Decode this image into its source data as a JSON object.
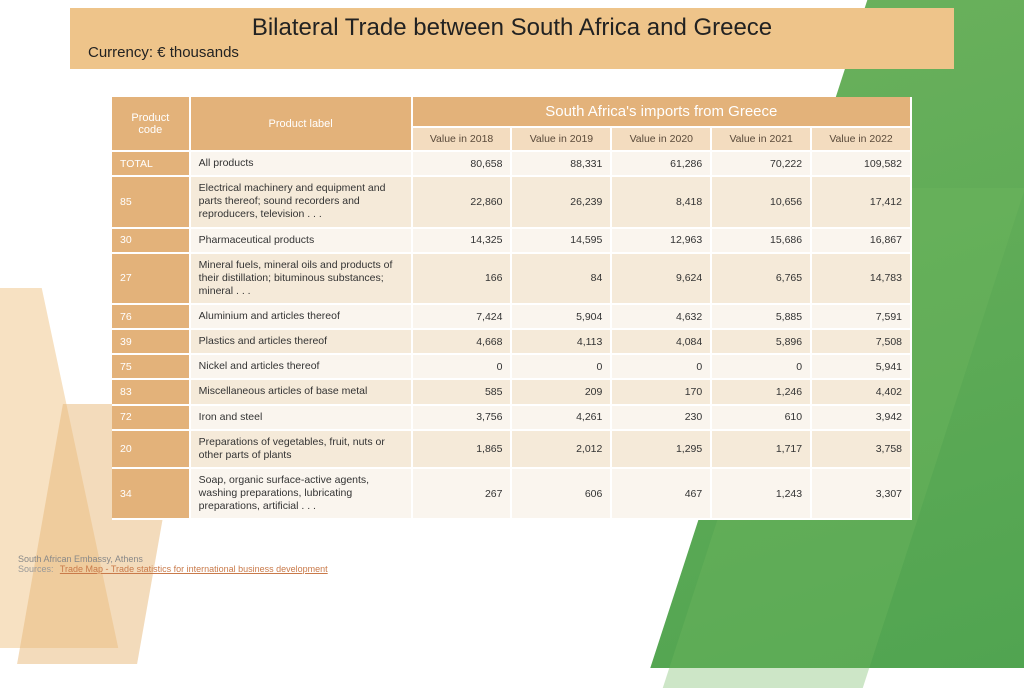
{
  "colors": {
    "header_bg": "#eec48a",
    "th_bg": "#e3b27a",
    "sub_bg": "#f3dcbf",
    "row_even": "#faf5ee",
    "row_odd": "#f5ead9"
  },
  "header": {
    "title": "Bilateral Trade between South Africa and Greece",
    "subtitle": "Currency: € thousands"
  },
  "table": {
    "span_title": "South Africa's imports from Greece",
    "col_code": "Product code",
    "col_label": "Product label",
    "year_cols": [
      "Value in 2018",
      "Value in 2019",
      "Value in 2020",
      "Value in 2021",
      "Value in 2022"
    ],
    "rows": [
      {
        "code": "TOTAL",
        "label": "All products",
        "vals": [
          "80,658",
          "88,331",
          "61,286",
          "70,222",
          "109,582"
        ]
      },
      {
        "code": "85",
        "label": "Electrical machinery and equipment and parts thereof; sound recorders and reproducers, television . . .",
        "vals": [
          "22,860",
          "26,239",
          "8,418",
          "10,656",
          "17,412"
        ]
      },
      {
        "code": "30",
        "label": "Pharmaceutical products",
        "vals": [
          "14,325",
          "14,595",
          "12,963",
          "15,686",
          "16,867"
        ]
      },
      {
        "code": "27",
        "label": "Mineral fuels, mineral oils and products of their distillation; bituminous substances; mineral . . .",
        "vals": [
          "166",
          "84",
          "9,624",
          "6,765",
          "14,783"
        ]
      },
      {
        "code": "76",
        "label": "Aluminium and articles thereof",
        "vals": [
          "7,424",
          "5,904",
          "4,632",
          "5,885",
          "7,591"
        ]
      },
      {
        "code": "39",
        "label": "Plastics and articles thereof",
        "vals": [
          "4,668",
          "4,113",
          "4,084",
          "5,896",
          "7,508"
        ]
      },
      {
        "code": "75",
        "label": "Nickel and articles thereof",
        "vals": [
          "0",
          "0",
          "0",
          "0",
          "5,941"
        ]
      },
      {
        "code": "83",
        "label": "Miscellaneous articles of base metal",
        "vals": [
          "585",
          "209",
          "170",
          "1,246",
          "4,402"
        ]
      },
      {
        "code": "72",
        "label": "Iron and steel",
        "vals": [
          "3,756",
          "4,261",
          "230",
          "610",
          "3,942"
        ]
      },
      {
        "code": "20",
        "label": "Preparations of vegetables, fruit, nuts or other parts of plants",
        "vals": [
          "1,865",
          "2,012",
          "1,295",
          "1,717",
          "3,758"
        ]
      },
      {
        "code": "34",
        "label": "Soap, organic surface-active agents, washing preparations, lubricating preparations, artificial . . .",
        "vals": [
          "267",
          "606",
          "467",
          "1,243",
          "3,307"
        ]
      }
    ]
  },
  "footer": {
    "org": "South African Embassy, Athens",
    "src_label": "Sources:",
    "link_text": "Trade Map - Trade statistics for international business development"
  }
}
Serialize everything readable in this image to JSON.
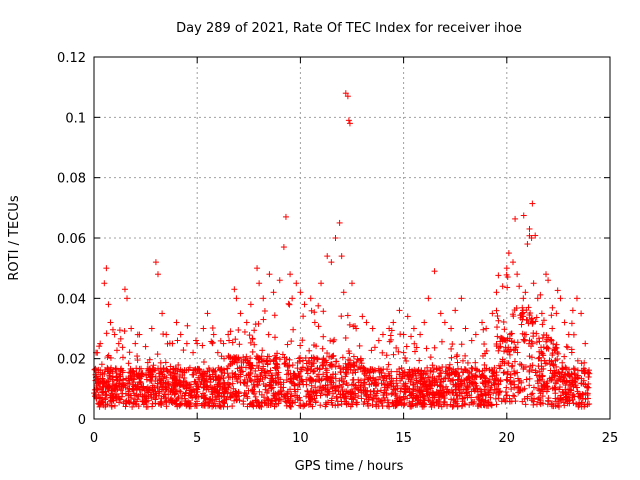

WHAT THIS TASK INVOLVES: Quote every record above exactly, omitting any pictures they contain.

THE REPLY:
Decode this image into its source data as a JSON object.
{
  "colors": {
    "header_bg": "#eec48a",
    "th_bg": "#e3b27a",
    "sub_bg": "#f3dcbf",
    "row_even": "#faf5ee",
    "row_odd": "#f5ead9"
  },
  "header": {
    "title": "Bilateral Trade between South Africa and Greece",
    "subtitle": "Currency: € thousands"
  },
  "table": {
    "span_title": "South Africa's imports from Greece",
    "col_code": "Product code",
    "col_label": "Product label",
    "year_cols": [
      "Value in 2018",
      "Value in 2019",
      "Value in 2020",
      "Value in 2021",
      "Value in 2022"
    ],
    "rows": [
      {
        "code": "TOTAL",
        "label": "All products",
        "vals": [
          "80,658",
          "88,331",
          "61,286",
          "70,222",
          "109,582"
        ]
      },
      {
        "code": "85",
        "label": "Electrical machinery and equipment and parts thereof; sound recorders and reproducers, television . . .",
        "vals": [
          "22,860",
          "26,239",
          "8,418",
          "10,656",
          "17,412"
        ]
      },
      {
        "code": "30",
        "label": "Pharmaceutical products",
        "vals": [
          "14,325",
          "14,595",
          "12,963",
          "15,686",
          "16,867"
        ]
      },
      {
        "code": "27",
        "label": "Mineral fuels, mineral oils and products of their distillation; bituminous substances; mineral . . .",
        "vals": [
          "166",
          "84",
          "9,624",
          "6,765",
          "14,783"
        ]
      },
      {
        "code": "76",
        "label": "Aluminium and articles thereof",
        "vals": [
          "7,424",
          "5,904",
          "4,632",
          "5,885",
          "7,591"
        ]
      },
      {
        "code": "39",
        "label": "Plastics and articles thereof",
        "vals": [
          "4,668",
          "4,113",
          "4,084",
          "5,896",
          "7,508"
        ]
      },
      {
        "code": "75",
        "label": "Nickel and articles thereof",
        "vals": [
          "0",
          "0",
          "0",
          "0",
          "5,941"
        ]
      },
      {
        "code": "83",
        "label": "Miscellaneous articles of base metal",
        "vals": [
          "585",
          "209",
          "170",
          "1,246",
          "4,402"
        ]
      },
      {
        "code": "72",
        "label": "Iron and steel",
        "vals": [
          "3,756",
          "4,261",
          "230",
          "610",
          "3,942"
        ]
      },
      {
        "code": "20",
        "label": "Preparations of vegetables, fruit, nuts or other parts of plants",
        "vals": [
          "1,865",
          "2,012",
          "1,295",
          "1,717",
          "3,758"
        ]
      },
      {
        "code": "34",
        "label": "Soap, organic surface-active agents, washing preparations, lubricating preparations, artificial . . .",
        "vals": [
          "267",
          "606",
          "467",
          "1,243",
          "3,307"
        ]
      }
    ]
  },
  "footer": {
    "org": "South African Embassy, Athens",
    "src_label": "Sources:",
    "link_text": "Trade Map - Trade statistics for international business development"
  }
}
Serialize everything readable in this image to JSON.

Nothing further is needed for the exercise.